* [EXTRACTED ENTRIES]:
(begin)

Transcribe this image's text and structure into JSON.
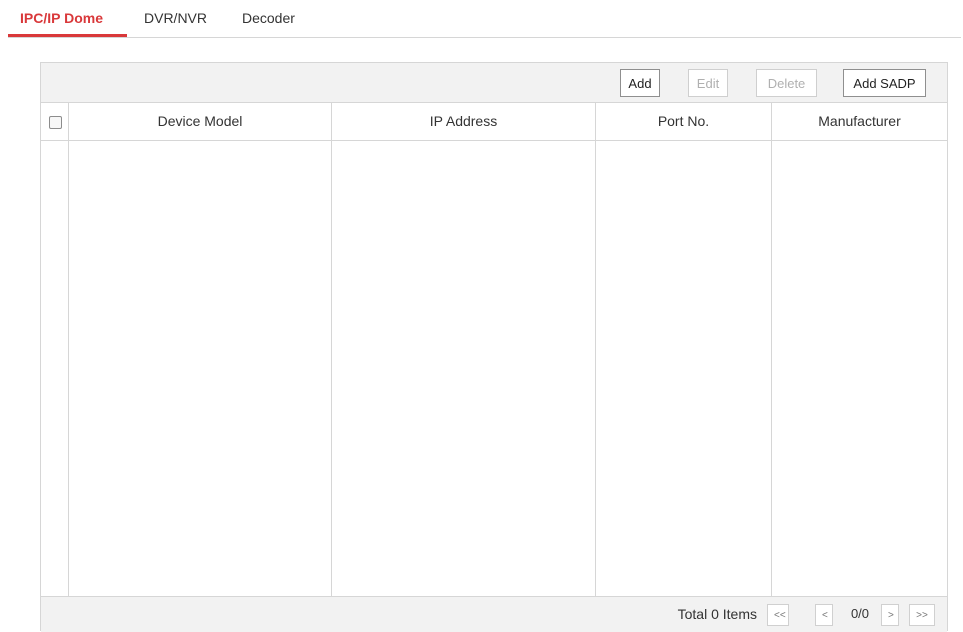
{
  "tabs": [
    {
      "label": "IPC/IP Dome",
      "active": true
    },
    {
      "label": "DVR/NVR",
      "active": false
    },
    {
      "label": "Decoder",
      "active": false
    }
  ],
  "toolbar": {
    "add_label": "Add",
    "edit_label": "Edit",
    "delete_label": "Delete",
    "add_sadp_label": "Add SADP"
  },
  "table": {
    "columns": [
      "Device Model",
      "IP Address",
      "Port No.",
      "Manufacturer"
    ],
    "rows": []
  },
  "pagination": {
    "total_label": "Total 0 Items",
    "first": "<<",
    "prev": "<",
    "page_info": "0/0",
    "next": ">",
    "last": ">>"
  },
  "colors": {
    "accent": "#d9383a",
    "toolbar_bg": "#f2f2f2",
    "border": "#d6d6d6"
  }
}
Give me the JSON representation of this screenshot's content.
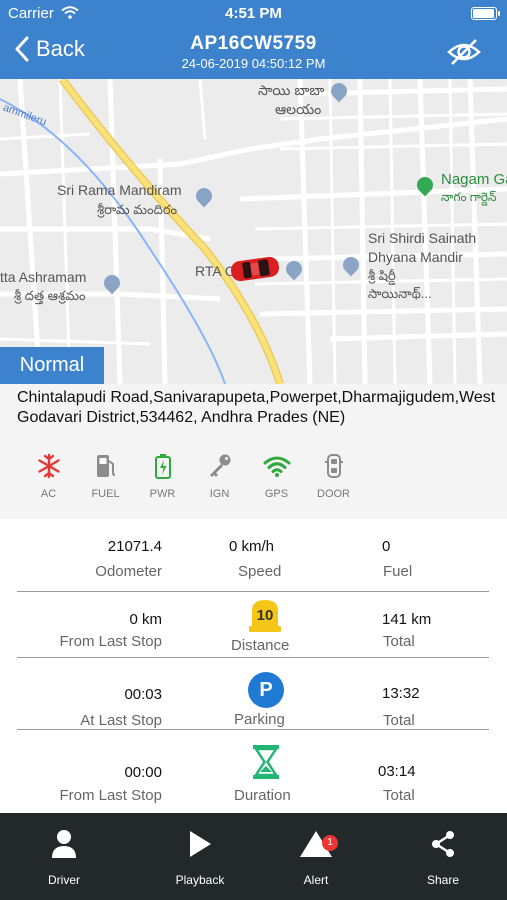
{
  "status": {
    "carrier": "Carrier",
    "time": "4:51 PM"
  },
  "nav": {
    "back_label": "Back",
    "title": "AP16CW5759",
    "subtitle": "24-06-2019 04:50:12 PM"
  },
  "map": {
    "labels": {
      "sai_baba": "సాయి బాబా",
      "sai_baba_2": "ఆలయం",
      "nagam_en": "Nagam Ga",
      "nagam_te": "నాగం గార్డెన్",
      "rama_en": "Sri Rama Mandiram",
      "rama_te": "శ్రీరామ మందిరం",
      "shirdi_en": "Sri Shirdi Sainath",
      "shirdi_en2": "Dhyana Mandir",
      "shirdi_te": "శ్రీ షిర్డీ",
      "shirdi_te2": "సాయినాథ్...",
      "ashram_en": "tta Ashramam",
      "ashram_te": "శ్రీ దత్త ఆశ్రమం",
      "rta": "RTA O",
      "road": "ammileru"
    }
  },
  "status_badge": "Normal",
  "address": "Chintalapudi Road,Sanivarapupeta,Powerpet,Dharmajigudem,West Godavari District,534462, Andhra Prades (NE)",
  "sensors": [
    {
      "label": "AC",
      "icon": "snowflake-icon",
      "color": "#e53935"
    },
    {
      "label": "FUEL",
      "icon": "fuel-pump-icon",
      "color": "#8c8c8c"
    },
    {
      "label": "PWR",
      "icon": "battery-icon",
      "color": "#2eaa3c"
    },
    {
      "label": "IGN",
      "icon": "key-icon",
      "color": "#8c8c8c"
    },
    {
      "label": "GPS",
      "icon": "wifi-icon",
      "color": "#2eaa3c"
    },
    {
      "label": "DOOR",
      "icon": "car-door-icon",
      "color": "#8c8c8c"
    }
  ],
  "stats": {
    "odometer": {
      "value": "21071.4",
      "label": "Odometer"
    },
    "speed": {
      "value": "0 km/h",
      "label": "Speed"
    },
    "fuel": {
      "value": "0",
      "label": "Fuel"
    },
    "distance_from_last_stop": {
      "value": "0 km",
      "label": "From Last Stop"
    },
    "distance_icon_value": "10",
    "distance_label": "Distance",
    "distance_total": {
      "value": "141 km",
      "label": "Total"
    },
    "parking_at_last_stop": {
      "value": "00:03",
      "label": "At Last Stop"
    },
    "parking_icon_letter": "P",
    "parking_label": "Parking",
    "parking_total": {
      "value": "13:32",
      "label": "Total"
    },
    "duration_from_last_stop": {
      "value": "00:00",
      "label": "From Last Stop"
    },
    "duration_label": "Duration",
    "duration_total": {
      "value": "03:14",
      "label": "Total"
    }
  },
  "tabs": {
    "driver": "Driver",
    "playback": "Playback",
    "alert": "Alert",
    "alert_count": "1",
    "share": "Share"
  },
  "colors": {
    "primary": "#3d82cc",
    "bottom_bar": "#23292b",
    "ok_green": "#2eaa3c",
    "alert_red": "#e53935"
  }
}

(end)

* [TASK INSTRUCTIONS]: Write out each entry exactly as given, but skip the pictures.

* [EXERCISE ANSWER]:
Transcribe this image's text and structure into JSON.
{
  "tabs": [
    {
      "label": "IPC/IP Dome",
      "active": true
    },
    {
      "label": "DVR/NVR",
      "active": false
    },
    {
      "label": "Decoder",
      "active": false
    }
  ],
  "toolbar": {
    "add_label": "Add",
    "edit_label": "Edit",
    "delete_label": "Delete",
    "add_sadp_label": "Add SADP"
  },
  "table": {
    "columns": [
      "Device Model",
      "IP Address",
      "Port No.",
      "Manufacturer"
    ],
    "rows": []
  },
  "pagination": {
    "total_label": "Total 0 Items",
    "first": "<<",
    "prev": "<",
    "page_info": "0/0",
    "next": ">",
    "last": ">>"
  },
  "colors": {
    "accent": "#d9383a",
    "toolbar_bg": "#f2f2f2",
    "border": "#d6d6d6"
  }
}
Give me the JSON representation of this screenshot's content.
{
  "status": {
    "carrier": "Carrier",
    "time": "4:51 PM"
  },
  "nav": {
    "back_label": "Back",
    "title": "AP16CW5759",
    "subtitle": "24-06-2019 04:50:12 PM"
  },
  "map": {
    "labels": {
      "sai_baba": "సాయి బాబా",
      "sai_baba_2": "ఆలయం",
      "nagam_en": "Nagam Ga",
      "nagam_te": "నాగం గార్డెన్",
      "rama_en": "Sri Rama Mandiram",
      "rama_te": "శ్రీరామ మందిరం",
      "shirdi_en": "Sri Shirdi Sainath",
      "shirdi_en2": "Dhyana Mandir",
      "shirdi_te": "శ్రీ షిర్డీ",
      "shirdi_te2": "సాయినాథ్...",
      "ashram_en": "tta Ashramam",
      "ashram_te": "శ్రీ దత్త ఆశ్రమం",
      "rta": "RTA O",
      "road": "ammileru"
    }
  },
  "status_badge": "Normal",
  "address": "Chintalapudi Road,Sanivarapupeta,Powerpet,Dharmajigudem,West Godavari District,534462, Andhra Prades (NE)",
  "sensors": [
    {
      "label": "AC",
      "icon": "snowflake-icon",
      "color": "#e53935"
    },
    {
      "label": "FUEL",
      "icon": "fuel-pump-icon",
      "color": "#8c8c8c"
    },
    {
      "label": "PWR",
      "icon": "battery-icon",
      "color": "#2eaa3c"
    },
    {
      "label": "IGN",
      "icon": "key-icon",
      "color": "#8c8c8c"
    },
    {
      "label": "GPS",
      "icon": "wifi-icon",
      "color": "#2eaa3c"
    },
    {
      "label": "DOOR",
      "icon": "car-door-icon",
      "color": "#8c8c8c"
    }
  ],
  "stats": {
    "odometer": {
      "value": "21071.4",
      "label": "Odometer"
    },
    "speed": {
      "value": "0 km/h",
      "label": "Speed"
    },
    "fuel": {
      "value": "0",
      "label": "Fuel"
    },
    "distance_from_last_stop": {
      "value": "0 km",
      "label": "From Last Stop"
    },
    "distance_icon_value": "10",
    "distance_label": "Distance",
    "distance_total": {
      "value": "141 km",
      "label": "Total"
    },
    "parking_at_last_stop": {
      "value": "00:03",
      "label": "At Last Stop"
    },
    "parking_icon_letter": "P",
    "parking_label": "Parking",
    "parking_total": {
      "value": "13:32",
      "label": "Total"
    },
    "duration_from_last_stop": {
      "value": "00:00",
      "label": "From Last Stop"
    },
    "duration_label": "Duration",
    "duration_total": {
      "value": "03:14",
      "label": "Total"
    }
  },
  "tabs": {
    "driver": "Driver",
    "playback": "Playback",
    "alert": "Alert",
    "alert_count": "1",
    "share": "Share"
  },
  "colors": {
    "primary": "#3d82cc",
    "bottom_bar": "#23292b",
    "ok_green": "#2eaa3c",
    "alert_red": "#e53935"
  }
}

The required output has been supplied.